=== Records to use ===

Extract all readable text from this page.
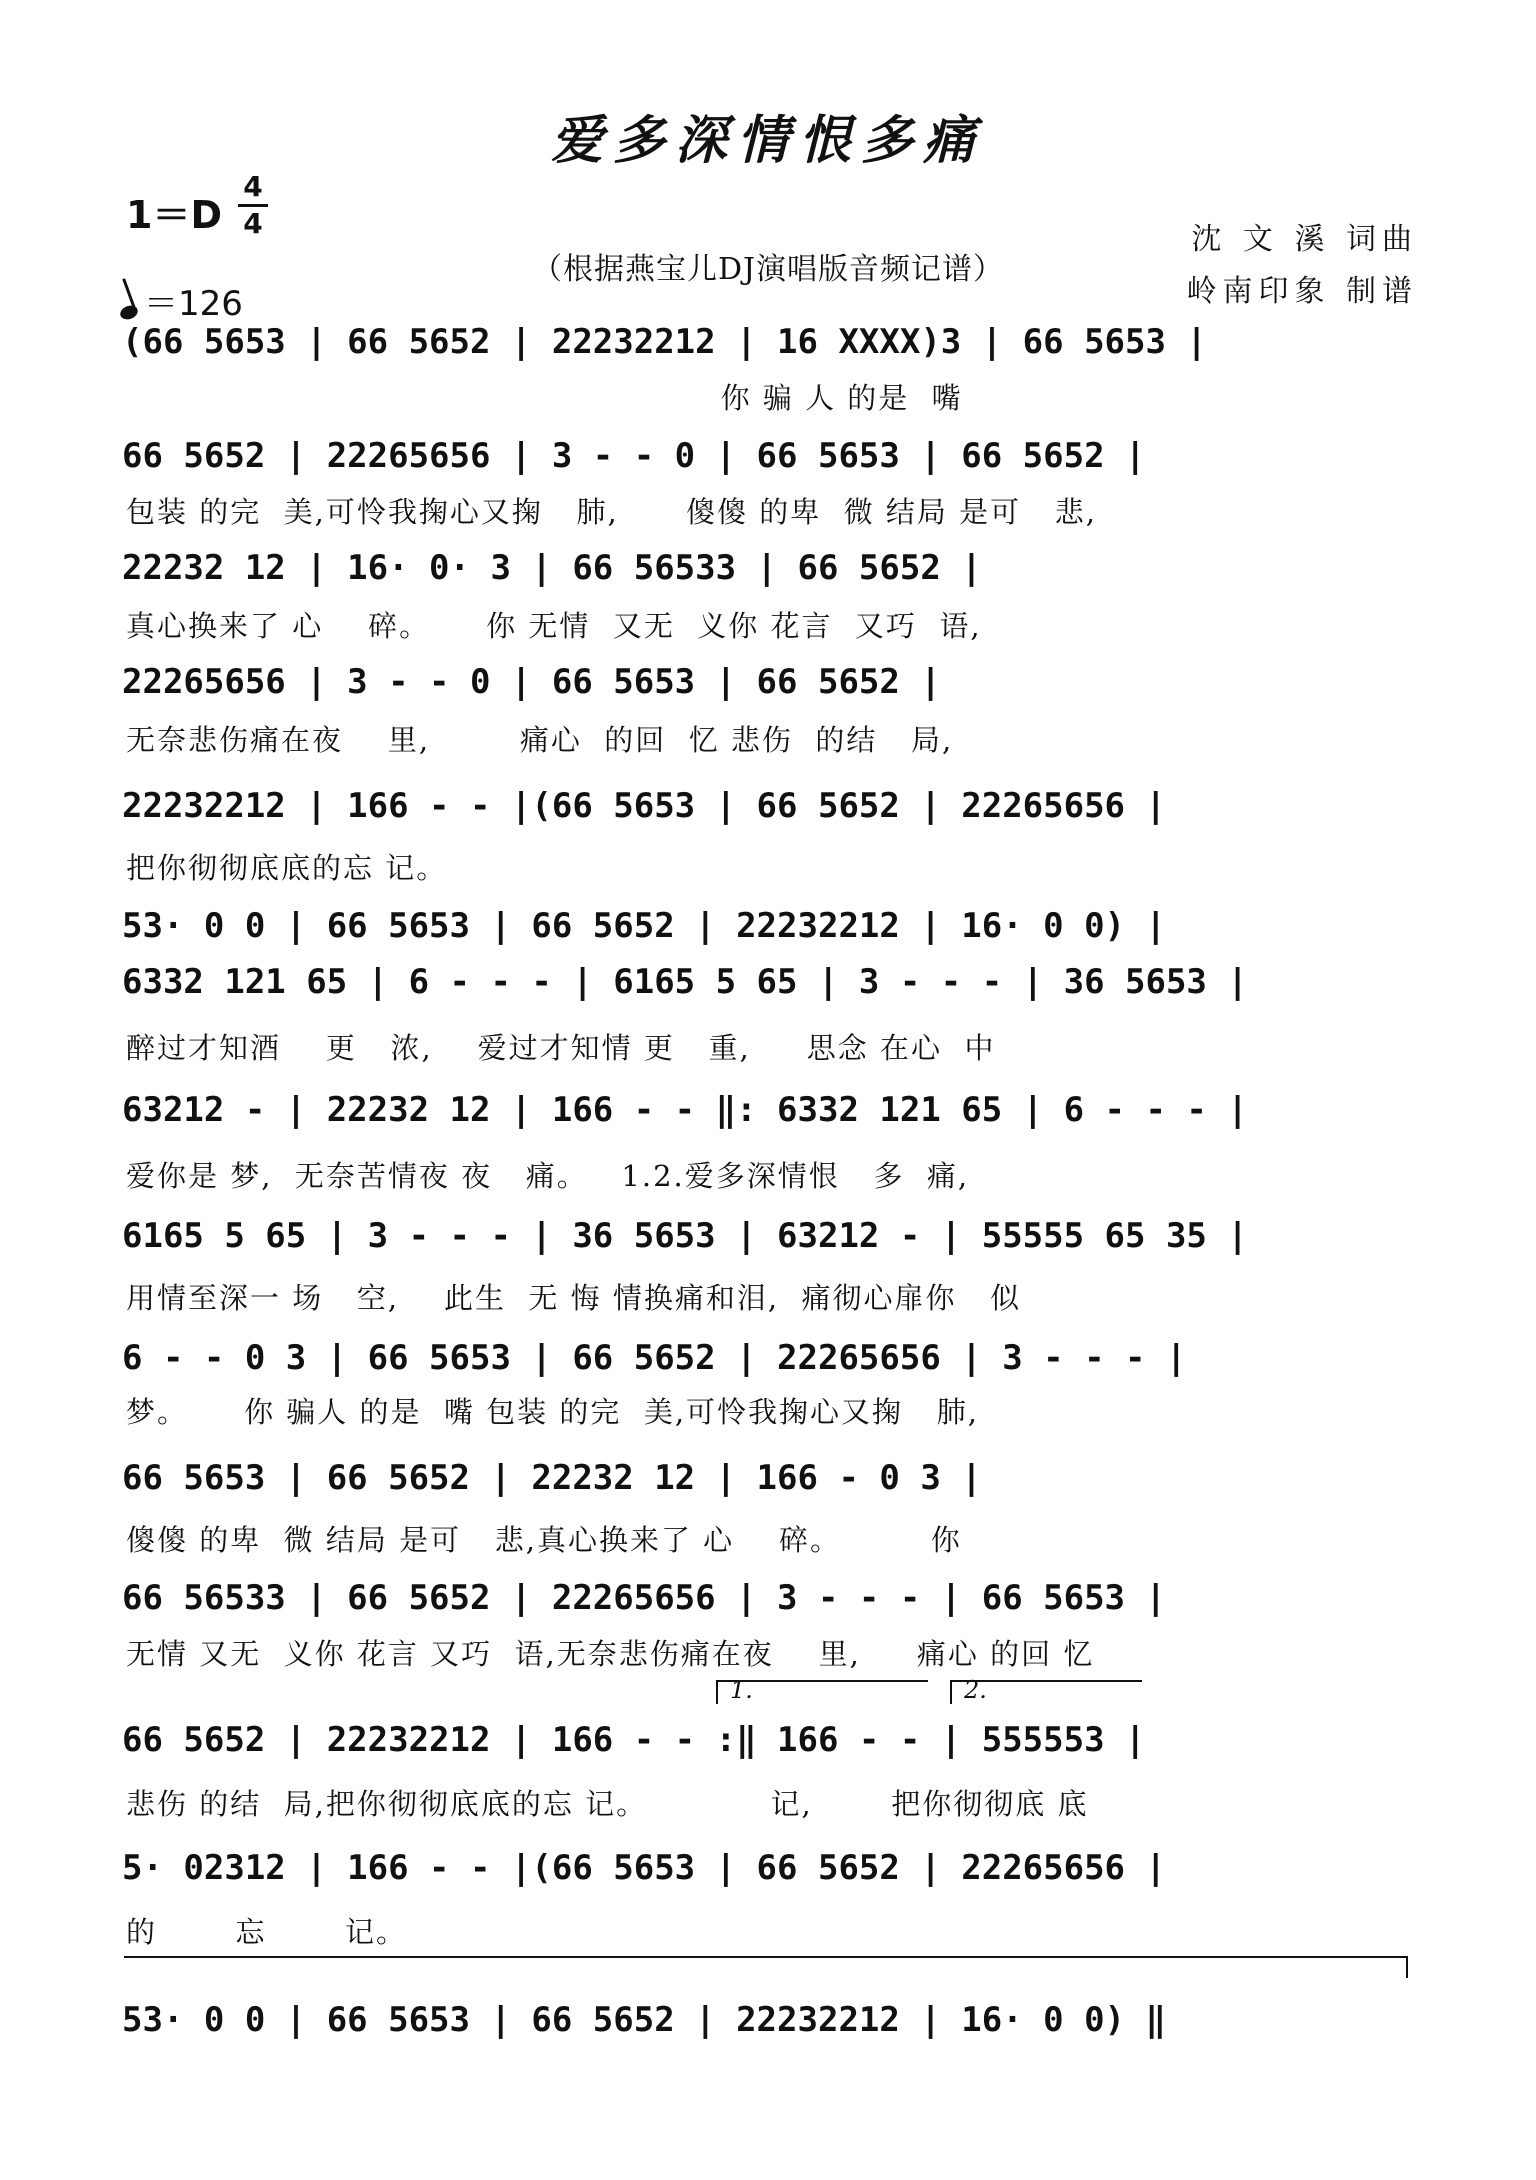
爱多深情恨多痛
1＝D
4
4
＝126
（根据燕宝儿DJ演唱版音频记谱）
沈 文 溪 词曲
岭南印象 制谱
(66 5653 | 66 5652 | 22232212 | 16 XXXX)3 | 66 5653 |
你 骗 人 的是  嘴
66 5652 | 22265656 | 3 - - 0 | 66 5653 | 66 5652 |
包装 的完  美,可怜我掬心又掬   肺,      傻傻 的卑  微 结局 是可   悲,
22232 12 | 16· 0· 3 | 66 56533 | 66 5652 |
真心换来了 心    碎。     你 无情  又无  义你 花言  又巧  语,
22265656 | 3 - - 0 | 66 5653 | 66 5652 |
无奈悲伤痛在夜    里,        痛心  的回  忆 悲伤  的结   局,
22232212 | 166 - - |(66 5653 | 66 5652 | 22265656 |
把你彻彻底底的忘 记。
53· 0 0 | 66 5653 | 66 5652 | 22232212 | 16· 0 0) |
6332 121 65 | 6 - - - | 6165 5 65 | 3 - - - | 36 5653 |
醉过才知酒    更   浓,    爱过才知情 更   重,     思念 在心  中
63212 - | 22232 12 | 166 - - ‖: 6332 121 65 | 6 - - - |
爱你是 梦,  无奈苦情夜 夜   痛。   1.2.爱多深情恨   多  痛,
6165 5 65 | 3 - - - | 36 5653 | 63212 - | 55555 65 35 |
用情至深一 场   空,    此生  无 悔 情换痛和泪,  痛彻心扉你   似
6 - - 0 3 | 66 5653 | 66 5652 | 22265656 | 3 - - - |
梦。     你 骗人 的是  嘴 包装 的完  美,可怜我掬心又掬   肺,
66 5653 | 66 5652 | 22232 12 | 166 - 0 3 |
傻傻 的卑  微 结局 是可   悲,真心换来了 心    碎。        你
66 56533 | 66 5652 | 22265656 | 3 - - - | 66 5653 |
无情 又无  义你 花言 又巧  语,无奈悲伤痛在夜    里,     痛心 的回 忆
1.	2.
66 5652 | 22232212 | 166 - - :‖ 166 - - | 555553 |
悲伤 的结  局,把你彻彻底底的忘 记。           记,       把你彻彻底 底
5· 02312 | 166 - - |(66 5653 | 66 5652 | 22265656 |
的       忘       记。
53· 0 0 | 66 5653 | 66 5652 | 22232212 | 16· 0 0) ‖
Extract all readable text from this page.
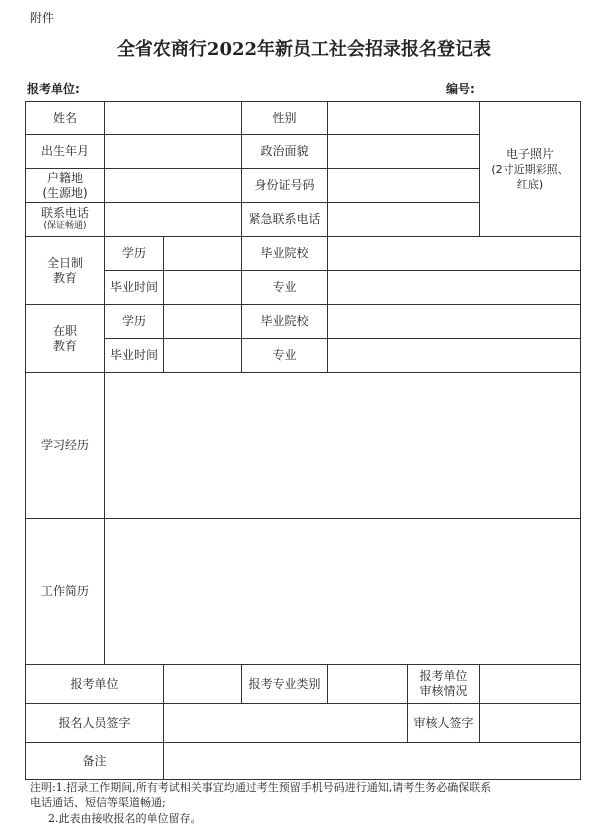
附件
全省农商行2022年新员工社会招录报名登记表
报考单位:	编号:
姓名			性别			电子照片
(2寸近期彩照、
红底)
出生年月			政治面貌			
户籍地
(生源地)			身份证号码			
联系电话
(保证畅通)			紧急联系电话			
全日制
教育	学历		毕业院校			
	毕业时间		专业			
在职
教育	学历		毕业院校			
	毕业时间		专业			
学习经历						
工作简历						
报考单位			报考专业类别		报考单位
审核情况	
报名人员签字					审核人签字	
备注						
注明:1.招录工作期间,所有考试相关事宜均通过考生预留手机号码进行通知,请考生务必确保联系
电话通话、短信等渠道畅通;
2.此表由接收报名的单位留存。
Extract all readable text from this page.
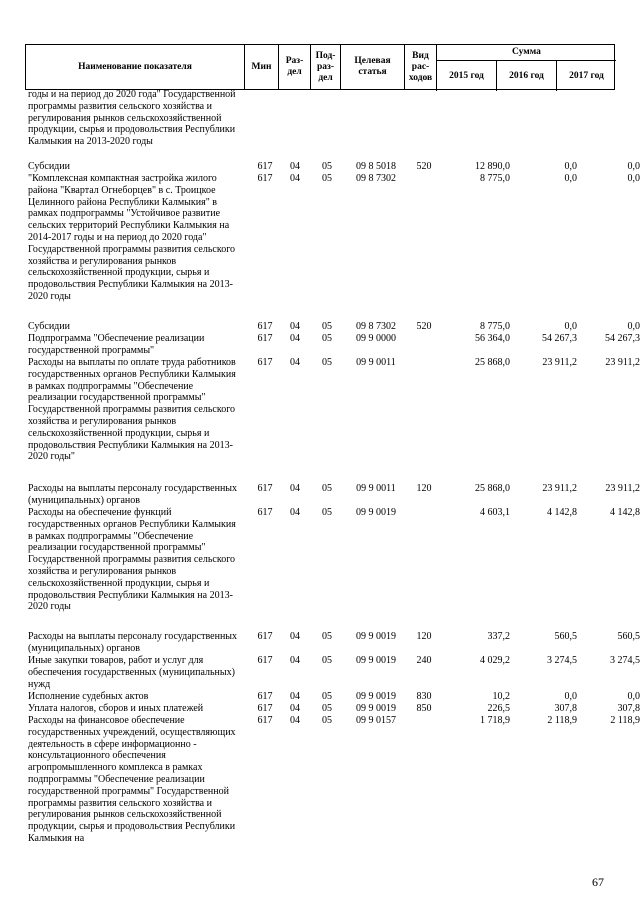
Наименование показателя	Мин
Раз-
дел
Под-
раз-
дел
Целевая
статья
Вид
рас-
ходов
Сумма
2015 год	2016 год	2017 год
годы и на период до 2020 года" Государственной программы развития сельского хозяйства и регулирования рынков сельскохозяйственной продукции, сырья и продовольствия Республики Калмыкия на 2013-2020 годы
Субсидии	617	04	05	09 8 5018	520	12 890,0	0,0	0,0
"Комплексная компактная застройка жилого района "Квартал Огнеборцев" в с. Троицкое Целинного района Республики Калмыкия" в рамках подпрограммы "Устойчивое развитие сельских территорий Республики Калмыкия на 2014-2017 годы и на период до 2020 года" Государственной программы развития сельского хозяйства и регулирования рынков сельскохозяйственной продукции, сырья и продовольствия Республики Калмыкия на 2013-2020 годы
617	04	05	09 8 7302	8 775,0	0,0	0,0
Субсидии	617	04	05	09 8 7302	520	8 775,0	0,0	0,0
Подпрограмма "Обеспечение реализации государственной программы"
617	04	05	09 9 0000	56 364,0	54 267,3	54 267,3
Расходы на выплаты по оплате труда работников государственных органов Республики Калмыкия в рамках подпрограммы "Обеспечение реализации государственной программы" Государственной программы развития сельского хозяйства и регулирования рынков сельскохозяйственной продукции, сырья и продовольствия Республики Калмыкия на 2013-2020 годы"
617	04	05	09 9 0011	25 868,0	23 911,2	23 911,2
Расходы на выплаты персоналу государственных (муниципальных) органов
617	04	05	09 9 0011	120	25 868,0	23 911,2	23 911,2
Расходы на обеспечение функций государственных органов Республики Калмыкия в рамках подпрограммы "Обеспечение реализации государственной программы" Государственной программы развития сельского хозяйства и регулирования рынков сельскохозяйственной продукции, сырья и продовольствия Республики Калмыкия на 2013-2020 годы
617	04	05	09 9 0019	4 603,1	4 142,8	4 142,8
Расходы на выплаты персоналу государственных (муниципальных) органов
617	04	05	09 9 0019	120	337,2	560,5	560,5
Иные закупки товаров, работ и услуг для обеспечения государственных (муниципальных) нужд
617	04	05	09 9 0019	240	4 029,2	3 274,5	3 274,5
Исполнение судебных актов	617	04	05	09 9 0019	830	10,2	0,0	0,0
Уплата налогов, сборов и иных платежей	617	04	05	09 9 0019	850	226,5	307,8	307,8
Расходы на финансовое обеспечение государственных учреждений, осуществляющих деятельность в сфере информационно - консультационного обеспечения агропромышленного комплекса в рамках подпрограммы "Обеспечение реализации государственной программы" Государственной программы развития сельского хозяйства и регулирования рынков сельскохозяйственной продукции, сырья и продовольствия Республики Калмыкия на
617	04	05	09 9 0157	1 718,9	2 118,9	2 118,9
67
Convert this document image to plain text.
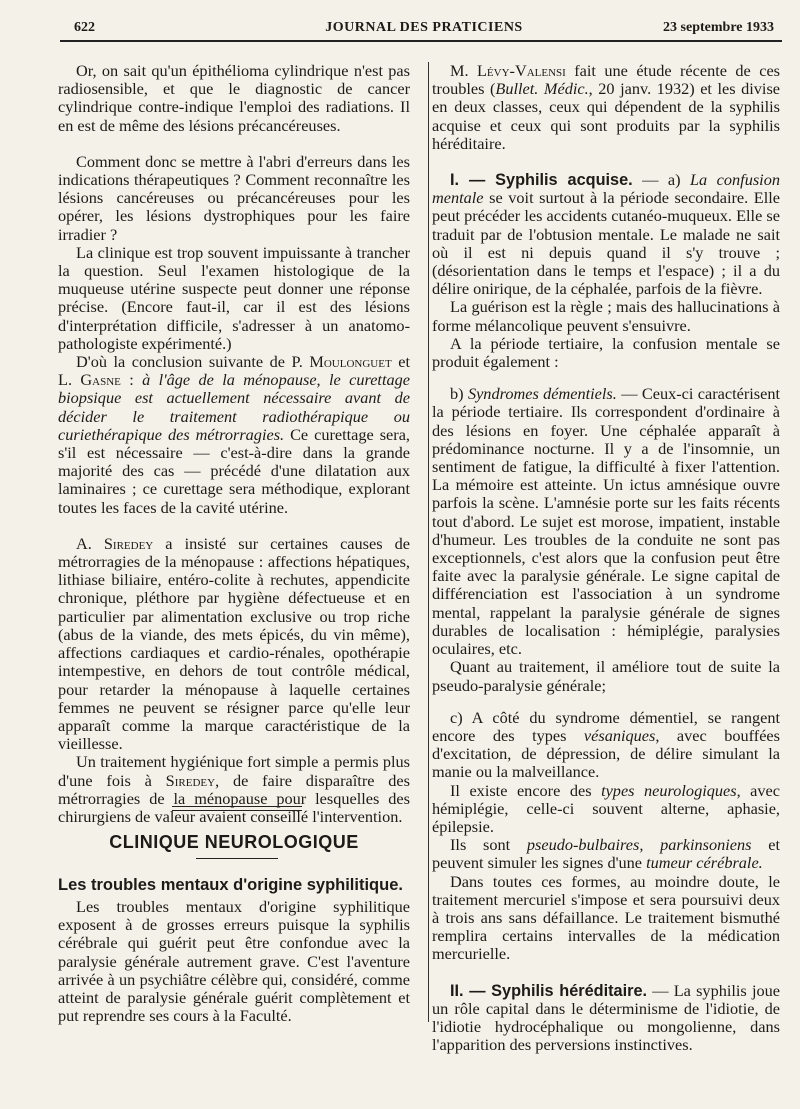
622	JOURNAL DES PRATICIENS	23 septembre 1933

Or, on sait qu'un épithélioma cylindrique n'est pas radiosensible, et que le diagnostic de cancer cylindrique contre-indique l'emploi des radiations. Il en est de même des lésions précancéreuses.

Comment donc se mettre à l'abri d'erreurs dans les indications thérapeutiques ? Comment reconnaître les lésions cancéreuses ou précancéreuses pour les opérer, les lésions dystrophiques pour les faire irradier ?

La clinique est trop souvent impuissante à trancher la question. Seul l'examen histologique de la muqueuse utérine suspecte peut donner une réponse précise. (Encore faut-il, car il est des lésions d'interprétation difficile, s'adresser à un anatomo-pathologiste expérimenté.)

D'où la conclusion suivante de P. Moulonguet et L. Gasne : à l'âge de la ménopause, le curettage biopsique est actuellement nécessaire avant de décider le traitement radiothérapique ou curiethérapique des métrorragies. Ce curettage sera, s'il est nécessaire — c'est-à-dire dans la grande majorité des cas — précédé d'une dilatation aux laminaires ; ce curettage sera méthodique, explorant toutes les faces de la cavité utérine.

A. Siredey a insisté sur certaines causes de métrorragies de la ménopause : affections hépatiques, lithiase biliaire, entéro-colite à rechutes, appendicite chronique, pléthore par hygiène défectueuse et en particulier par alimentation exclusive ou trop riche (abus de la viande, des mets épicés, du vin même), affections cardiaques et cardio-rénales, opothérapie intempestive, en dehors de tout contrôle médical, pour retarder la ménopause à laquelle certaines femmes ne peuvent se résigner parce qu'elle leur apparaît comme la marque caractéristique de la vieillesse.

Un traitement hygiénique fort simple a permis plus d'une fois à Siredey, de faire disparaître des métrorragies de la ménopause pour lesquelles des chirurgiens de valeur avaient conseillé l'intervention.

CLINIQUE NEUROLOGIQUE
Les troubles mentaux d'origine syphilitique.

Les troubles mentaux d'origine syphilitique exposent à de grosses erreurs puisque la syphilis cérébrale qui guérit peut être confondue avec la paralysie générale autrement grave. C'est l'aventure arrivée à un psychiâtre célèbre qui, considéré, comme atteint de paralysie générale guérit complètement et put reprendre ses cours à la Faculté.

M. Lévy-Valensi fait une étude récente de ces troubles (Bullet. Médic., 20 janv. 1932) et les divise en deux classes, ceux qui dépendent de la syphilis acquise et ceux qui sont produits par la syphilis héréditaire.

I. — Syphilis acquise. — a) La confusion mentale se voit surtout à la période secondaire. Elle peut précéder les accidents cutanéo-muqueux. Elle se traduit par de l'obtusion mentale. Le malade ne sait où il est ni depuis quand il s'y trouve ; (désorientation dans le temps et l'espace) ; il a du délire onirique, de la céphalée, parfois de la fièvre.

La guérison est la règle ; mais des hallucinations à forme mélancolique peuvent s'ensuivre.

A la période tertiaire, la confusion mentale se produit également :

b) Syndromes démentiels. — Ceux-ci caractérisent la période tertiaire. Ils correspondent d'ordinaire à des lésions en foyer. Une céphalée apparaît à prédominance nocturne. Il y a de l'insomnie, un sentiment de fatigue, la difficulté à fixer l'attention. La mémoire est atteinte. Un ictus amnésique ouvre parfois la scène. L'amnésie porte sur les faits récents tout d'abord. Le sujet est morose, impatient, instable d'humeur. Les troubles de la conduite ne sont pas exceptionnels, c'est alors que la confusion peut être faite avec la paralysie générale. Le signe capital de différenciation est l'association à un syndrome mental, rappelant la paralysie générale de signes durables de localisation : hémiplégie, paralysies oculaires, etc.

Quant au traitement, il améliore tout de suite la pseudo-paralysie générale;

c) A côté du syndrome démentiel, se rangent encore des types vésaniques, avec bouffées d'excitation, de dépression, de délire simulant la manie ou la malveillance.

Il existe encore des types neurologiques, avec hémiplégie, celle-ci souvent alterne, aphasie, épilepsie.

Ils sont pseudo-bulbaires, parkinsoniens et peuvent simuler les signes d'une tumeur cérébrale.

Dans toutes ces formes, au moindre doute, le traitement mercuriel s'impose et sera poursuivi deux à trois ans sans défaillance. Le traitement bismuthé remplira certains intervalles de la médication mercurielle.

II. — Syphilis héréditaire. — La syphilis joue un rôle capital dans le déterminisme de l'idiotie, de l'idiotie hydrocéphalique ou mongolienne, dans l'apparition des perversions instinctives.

===

Objective =>
Say only how many lines in the records carry the word "sera".

Expected answer =>
2